**Your goal**
Tally the lines holding the word "向锻件残余应力" and state the count by itself.
____ Data to process
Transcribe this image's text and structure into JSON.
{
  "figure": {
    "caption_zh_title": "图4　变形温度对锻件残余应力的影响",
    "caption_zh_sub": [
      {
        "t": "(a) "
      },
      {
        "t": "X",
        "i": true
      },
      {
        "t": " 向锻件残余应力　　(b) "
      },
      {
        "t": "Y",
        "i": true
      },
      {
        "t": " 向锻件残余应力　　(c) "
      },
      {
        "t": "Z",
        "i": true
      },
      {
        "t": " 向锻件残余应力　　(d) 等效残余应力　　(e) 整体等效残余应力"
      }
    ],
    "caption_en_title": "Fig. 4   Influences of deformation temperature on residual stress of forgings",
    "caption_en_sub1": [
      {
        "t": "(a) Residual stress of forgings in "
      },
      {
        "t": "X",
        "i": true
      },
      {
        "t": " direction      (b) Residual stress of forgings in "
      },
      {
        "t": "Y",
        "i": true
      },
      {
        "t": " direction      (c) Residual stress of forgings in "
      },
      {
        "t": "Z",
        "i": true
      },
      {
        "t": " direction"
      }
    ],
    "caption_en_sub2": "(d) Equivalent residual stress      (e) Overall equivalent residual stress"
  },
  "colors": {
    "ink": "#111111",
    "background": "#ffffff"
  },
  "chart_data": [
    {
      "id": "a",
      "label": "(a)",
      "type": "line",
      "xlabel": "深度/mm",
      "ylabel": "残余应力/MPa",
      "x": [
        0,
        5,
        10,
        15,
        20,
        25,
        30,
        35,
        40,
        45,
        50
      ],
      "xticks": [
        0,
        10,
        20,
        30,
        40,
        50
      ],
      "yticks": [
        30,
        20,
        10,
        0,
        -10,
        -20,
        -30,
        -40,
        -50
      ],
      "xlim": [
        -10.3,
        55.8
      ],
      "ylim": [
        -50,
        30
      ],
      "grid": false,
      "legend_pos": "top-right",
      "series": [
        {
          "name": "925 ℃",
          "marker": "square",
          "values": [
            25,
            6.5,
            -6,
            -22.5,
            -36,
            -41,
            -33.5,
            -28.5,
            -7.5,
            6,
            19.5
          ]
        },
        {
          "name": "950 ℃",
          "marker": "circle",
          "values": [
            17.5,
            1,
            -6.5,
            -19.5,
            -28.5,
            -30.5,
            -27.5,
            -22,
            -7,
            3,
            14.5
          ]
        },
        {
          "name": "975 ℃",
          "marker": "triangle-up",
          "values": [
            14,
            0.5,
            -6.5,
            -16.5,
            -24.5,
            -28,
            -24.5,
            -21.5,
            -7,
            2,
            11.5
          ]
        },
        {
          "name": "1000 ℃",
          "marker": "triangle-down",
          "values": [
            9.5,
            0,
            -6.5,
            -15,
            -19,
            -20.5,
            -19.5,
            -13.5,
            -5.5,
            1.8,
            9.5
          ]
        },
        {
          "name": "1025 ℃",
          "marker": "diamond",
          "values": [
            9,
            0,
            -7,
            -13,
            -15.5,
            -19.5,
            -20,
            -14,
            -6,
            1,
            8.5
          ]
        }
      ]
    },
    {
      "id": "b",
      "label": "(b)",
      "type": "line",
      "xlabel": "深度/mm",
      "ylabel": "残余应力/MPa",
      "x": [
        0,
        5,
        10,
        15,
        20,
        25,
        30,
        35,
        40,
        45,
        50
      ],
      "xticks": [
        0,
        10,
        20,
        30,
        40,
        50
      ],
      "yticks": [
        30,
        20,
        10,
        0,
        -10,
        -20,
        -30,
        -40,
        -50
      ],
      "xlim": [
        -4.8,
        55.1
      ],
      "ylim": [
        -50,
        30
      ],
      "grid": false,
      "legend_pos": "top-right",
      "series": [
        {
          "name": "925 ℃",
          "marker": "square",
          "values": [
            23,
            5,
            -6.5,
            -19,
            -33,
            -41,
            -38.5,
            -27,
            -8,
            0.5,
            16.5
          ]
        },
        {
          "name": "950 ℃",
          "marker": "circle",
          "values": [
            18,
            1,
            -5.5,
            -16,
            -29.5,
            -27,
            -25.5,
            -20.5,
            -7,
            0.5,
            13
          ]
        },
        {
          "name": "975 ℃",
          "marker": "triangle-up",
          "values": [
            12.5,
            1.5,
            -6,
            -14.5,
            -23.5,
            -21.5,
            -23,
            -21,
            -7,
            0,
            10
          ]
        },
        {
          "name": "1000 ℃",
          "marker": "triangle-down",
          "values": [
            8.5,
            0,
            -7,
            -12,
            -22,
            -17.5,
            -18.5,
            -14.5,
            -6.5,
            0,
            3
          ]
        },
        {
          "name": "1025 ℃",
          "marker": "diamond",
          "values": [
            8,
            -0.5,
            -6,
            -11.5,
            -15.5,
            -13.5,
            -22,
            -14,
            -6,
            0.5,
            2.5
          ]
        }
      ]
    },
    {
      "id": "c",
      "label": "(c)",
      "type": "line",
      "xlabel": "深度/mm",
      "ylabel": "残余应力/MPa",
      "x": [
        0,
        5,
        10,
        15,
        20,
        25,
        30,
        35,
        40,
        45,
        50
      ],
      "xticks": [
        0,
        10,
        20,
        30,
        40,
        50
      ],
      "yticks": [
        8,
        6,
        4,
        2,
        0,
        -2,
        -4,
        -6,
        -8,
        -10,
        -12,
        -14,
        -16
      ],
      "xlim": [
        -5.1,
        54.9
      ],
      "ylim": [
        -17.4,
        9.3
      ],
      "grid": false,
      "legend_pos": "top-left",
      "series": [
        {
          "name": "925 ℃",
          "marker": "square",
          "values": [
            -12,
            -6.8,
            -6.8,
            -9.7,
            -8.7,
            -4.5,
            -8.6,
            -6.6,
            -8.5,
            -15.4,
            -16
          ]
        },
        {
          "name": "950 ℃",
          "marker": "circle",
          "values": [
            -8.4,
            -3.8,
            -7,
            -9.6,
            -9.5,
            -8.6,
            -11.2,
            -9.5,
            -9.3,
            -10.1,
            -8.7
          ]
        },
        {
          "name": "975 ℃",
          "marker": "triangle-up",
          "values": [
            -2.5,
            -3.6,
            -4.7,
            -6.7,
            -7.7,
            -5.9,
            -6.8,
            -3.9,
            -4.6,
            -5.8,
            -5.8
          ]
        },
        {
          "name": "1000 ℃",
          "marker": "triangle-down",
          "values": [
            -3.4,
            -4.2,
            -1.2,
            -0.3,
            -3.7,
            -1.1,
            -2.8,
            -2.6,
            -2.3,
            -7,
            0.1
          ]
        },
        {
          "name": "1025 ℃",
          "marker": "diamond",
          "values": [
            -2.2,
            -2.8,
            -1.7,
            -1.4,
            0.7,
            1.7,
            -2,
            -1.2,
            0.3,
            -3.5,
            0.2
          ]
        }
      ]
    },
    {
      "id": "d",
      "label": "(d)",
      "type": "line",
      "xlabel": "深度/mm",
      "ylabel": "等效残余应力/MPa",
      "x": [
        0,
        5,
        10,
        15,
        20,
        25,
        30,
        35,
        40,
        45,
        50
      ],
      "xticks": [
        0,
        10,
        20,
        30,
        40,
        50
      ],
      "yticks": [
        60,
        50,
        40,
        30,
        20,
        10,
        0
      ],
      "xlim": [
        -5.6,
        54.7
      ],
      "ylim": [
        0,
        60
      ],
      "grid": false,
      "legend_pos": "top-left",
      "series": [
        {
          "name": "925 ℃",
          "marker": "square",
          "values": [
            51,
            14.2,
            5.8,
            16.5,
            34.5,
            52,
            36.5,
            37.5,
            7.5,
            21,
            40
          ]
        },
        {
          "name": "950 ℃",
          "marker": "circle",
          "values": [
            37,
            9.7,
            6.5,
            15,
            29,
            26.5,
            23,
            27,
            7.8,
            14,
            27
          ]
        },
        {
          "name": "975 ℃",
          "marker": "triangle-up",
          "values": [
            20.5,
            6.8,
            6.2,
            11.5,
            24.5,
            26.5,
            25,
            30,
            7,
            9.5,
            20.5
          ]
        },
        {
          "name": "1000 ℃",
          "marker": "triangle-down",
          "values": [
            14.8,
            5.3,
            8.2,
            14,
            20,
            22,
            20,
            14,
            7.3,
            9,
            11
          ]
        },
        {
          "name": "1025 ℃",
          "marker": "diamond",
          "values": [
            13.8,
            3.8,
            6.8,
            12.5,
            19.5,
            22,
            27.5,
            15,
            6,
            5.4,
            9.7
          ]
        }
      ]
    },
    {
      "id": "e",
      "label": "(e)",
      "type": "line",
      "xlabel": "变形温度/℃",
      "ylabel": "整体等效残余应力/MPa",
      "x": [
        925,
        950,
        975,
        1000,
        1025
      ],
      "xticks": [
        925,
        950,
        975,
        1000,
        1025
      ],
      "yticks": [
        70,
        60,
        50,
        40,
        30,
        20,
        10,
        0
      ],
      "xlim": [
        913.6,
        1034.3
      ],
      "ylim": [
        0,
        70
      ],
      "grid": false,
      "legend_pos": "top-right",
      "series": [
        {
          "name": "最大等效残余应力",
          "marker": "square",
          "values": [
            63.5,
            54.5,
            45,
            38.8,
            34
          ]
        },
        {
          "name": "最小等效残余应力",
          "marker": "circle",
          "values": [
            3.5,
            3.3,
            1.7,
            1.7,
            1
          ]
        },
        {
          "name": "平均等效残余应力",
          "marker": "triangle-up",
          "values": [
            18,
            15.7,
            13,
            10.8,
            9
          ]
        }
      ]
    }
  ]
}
________
**Finished task**
3